== DATA SUPPLIED ==
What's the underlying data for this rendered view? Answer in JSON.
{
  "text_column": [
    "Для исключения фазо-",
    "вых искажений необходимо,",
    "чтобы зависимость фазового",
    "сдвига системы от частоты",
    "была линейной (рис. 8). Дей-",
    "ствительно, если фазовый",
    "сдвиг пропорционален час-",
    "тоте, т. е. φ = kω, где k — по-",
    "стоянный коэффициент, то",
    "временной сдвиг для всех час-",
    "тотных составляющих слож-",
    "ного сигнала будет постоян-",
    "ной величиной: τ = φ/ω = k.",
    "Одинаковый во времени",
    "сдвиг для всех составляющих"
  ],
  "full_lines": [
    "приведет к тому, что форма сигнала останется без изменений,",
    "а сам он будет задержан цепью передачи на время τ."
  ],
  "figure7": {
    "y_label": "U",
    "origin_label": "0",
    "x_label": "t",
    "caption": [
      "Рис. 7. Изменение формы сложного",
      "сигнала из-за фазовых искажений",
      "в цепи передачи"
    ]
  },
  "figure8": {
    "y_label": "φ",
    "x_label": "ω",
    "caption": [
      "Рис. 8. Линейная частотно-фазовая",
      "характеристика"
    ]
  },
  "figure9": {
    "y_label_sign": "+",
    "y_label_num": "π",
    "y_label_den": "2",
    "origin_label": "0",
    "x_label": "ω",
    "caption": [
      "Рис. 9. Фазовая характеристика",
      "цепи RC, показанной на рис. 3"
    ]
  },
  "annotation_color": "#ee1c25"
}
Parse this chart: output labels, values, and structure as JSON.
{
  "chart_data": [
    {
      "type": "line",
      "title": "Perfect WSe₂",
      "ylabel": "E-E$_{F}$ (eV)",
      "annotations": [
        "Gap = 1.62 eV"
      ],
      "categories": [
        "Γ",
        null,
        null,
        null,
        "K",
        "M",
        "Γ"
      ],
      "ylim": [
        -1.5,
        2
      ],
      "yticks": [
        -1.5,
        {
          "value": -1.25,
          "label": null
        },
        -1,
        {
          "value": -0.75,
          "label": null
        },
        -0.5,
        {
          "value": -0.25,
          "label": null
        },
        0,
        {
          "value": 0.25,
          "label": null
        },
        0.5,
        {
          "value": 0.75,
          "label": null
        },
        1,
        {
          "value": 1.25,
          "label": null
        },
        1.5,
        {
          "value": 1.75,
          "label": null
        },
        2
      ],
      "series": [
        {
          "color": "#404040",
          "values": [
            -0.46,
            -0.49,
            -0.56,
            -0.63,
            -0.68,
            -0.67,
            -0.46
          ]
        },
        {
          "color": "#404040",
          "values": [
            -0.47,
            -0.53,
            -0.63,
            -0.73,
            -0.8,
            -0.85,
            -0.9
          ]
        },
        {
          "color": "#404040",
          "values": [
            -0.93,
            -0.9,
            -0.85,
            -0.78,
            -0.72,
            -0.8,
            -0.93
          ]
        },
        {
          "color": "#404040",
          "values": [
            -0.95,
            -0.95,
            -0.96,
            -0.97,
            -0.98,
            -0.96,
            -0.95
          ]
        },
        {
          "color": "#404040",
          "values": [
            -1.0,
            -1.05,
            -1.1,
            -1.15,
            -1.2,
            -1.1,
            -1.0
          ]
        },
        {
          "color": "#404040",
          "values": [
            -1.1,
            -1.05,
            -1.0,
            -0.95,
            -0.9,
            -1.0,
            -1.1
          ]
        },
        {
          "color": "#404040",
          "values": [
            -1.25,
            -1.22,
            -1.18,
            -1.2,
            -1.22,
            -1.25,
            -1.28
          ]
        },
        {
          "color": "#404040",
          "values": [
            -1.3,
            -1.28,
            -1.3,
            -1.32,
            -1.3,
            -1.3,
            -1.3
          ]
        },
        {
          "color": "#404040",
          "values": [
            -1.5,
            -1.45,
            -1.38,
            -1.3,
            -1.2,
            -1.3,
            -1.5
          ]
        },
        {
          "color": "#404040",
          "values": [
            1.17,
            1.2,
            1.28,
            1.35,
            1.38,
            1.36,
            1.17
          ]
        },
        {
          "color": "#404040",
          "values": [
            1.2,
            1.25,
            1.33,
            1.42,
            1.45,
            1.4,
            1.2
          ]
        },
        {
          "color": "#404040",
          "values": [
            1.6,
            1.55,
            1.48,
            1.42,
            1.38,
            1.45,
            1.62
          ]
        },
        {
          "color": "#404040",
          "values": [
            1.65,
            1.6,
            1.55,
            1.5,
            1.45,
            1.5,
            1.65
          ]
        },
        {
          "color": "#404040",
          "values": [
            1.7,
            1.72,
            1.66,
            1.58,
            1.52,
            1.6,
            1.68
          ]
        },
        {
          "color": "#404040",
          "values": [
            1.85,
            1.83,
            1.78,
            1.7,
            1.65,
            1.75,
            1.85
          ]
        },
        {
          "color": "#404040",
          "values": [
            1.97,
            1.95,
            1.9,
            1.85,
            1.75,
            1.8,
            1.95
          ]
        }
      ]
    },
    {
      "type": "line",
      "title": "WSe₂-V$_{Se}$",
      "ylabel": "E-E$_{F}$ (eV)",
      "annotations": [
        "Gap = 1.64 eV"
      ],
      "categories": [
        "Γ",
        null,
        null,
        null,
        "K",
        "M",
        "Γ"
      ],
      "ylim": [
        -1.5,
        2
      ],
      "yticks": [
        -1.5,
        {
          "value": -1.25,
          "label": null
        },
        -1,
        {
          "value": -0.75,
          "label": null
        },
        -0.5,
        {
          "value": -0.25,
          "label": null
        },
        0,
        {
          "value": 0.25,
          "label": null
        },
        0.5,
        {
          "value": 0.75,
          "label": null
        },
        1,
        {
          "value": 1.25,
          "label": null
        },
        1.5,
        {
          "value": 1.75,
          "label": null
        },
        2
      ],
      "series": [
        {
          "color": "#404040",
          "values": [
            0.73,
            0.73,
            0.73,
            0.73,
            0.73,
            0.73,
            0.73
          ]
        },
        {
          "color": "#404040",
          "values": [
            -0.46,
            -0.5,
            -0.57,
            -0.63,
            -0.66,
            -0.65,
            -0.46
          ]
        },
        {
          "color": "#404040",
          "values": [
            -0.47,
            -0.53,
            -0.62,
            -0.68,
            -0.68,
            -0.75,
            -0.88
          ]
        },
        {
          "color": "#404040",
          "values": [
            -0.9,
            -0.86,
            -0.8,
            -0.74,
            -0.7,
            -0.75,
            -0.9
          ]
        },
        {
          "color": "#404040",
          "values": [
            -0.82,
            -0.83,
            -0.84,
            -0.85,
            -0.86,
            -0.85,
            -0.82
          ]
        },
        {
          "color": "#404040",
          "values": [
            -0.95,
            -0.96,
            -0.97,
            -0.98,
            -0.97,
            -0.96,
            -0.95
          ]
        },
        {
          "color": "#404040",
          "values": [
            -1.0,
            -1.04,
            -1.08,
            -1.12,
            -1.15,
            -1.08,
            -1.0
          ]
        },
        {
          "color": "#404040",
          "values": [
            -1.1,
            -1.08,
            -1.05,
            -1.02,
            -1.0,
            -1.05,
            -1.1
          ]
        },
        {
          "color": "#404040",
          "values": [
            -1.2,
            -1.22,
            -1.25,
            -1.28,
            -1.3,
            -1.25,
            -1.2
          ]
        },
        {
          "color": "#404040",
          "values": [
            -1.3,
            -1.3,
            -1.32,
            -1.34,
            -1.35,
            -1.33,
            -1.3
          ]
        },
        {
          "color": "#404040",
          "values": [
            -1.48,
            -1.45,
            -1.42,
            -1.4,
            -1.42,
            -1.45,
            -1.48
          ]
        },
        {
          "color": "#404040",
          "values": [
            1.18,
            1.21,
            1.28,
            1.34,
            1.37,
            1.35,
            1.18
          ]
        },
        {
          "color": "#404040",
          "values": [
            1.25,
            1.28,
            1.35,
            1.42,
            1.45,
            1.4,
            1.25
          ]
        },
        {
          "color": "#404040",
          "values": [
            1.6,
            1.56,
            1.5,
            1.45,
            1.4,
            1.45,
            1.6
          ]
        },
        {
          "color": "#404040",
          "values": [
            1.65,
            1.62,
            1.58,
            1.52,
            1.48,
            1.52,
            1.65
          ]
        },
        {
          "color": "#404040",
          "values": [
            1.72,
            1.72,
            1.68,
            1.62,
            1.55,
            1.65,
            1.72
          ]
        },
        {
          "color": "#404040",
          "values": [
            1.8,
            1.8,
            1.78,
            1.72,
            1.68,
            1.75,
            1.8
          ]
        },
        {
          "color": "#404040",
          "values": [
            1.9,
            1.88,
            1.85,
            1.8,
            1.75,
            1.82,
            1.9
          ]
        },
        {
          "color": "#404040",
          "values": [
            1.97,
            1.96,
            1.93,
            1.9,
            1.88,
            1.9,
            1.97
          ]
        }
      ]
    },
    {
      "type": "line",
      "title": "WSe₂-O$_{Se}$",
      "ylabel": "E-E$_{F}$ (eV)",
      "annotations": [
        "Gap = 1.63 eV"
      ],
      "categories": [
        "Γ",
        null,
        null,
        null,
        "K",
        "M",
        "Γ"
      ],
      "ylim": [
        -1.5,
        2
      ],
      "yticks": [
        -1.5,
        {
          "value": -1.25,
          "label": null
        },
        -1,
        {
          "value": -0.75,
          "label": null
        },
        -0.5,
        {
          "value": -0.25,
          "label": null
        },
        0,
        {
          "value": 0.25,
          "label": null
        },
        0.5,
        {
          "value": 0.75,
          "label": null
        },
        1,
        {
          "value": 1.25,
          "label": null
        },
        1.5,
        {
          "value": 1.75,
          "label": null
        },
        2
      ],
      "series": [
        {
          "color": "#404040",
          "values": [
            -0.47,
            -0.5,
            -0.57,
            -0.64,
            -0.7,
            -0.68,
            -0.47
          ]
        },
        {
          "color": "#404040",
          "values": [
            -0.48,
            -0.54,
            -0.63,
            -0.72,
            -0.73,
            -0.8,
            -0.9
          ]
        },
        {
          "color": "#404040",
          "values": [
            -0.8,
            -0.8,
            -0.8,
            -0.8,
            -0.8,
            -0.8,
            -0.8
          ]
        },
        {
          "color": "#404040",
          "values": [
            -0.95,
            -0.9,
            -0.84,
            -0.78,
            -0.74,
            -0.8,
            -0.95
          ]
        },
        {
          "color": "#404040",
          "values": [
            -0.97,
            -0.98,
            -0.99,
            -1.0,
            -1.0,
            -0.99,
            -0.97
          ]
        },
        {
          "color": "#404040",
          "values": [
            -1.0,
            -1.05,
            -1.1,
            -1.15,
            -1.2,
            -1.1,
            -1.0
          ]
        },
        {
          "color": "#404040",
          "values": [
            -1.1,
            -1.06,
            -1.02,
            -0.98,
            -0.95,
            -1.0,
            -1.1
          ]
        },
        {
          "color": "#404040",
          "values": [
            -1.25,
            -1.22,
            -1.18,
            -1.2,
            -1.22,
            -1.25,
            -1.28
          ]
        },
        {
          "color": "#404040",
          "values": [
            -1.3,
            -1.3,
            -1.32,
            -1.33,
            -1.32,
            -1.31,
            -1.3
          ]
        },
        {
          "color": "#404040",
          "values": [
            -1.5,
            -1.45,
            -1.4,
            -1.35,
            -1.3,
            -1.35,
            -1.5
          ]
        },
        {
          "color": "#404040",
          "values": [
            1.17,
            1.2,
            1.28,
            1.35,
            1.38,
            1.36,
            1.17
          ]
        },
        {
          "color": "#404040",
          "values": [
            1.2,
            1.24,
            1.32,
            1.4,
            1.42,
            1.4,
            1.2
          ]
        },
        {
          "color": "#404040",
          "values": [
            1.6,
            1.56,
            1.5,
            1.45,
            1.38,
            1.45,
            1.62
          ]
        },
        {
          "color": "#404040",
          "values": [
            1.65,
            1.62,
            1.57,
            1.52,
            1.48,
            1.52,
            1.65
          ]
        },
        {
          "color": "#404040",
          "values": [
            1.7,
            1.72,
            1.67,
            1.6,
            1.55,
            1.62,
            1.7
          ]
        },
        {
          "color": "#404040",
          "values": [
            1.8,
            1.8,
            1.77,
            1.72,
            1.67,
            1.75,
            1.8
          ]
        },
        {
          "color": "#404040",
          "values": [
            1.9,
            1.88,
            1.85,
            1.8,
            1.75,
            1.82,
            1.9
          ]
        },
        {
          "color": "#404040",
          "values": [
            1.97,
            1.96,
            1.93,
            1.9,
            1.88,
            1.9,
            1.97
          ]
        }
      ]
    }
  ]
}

---

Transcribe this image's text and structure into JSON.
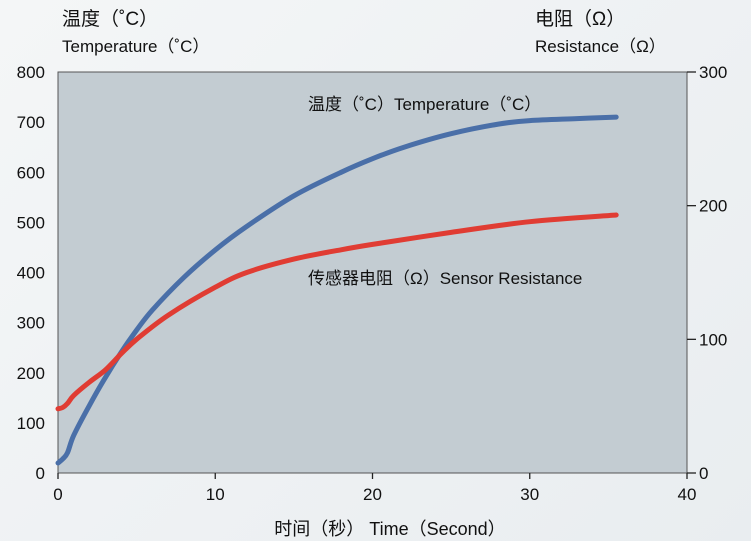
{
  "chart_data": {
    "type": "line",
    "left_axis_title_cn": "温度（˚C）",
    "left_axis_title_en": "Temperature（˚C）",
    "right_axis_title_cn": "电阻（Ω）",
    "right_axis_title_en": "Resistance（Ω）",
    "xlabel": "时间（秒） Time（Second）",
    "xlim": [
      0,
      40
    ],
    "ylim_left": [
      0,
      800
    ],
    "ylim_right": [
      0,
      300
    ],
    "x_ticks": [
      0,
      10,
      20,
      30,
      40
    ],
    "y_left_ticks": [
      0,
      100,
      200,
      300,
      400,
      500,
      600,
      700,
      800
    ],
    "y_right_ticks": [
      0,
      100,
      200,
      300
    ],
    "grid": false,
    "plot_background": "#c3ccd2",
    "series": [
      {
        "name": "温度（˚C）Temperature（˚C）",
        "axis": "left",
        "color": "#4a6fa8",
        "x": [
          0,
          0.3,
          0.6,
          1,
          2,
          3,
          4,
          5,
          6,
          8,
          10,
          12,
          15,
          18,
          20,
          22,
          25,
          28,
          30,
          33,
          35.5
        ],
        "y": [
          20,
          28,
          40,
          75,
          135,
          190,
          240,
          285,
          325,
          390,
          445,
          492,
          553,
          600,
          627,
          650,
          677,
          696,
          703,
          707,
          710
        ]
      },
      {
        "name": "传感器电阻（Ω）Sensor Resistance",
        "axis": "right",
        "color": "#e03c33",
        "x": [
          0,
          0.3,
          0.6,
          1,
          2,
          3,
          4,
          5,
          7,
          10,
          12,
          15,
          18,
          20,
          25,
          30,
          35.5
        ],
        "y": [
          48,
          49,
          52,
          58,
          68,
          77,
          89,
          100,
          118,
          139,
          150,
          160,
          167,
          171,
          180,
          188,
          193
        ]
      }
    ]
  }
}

== WHAT TO DO ==
Copy all lines from the material that hold "JSON".

== ANSWER IN FULL ==
What's the underlying data for this rendered view? Answer in JSON.
Parse this chart: output labels, values, and structure as JSON.
Transcribe this image's text and structure into JSON.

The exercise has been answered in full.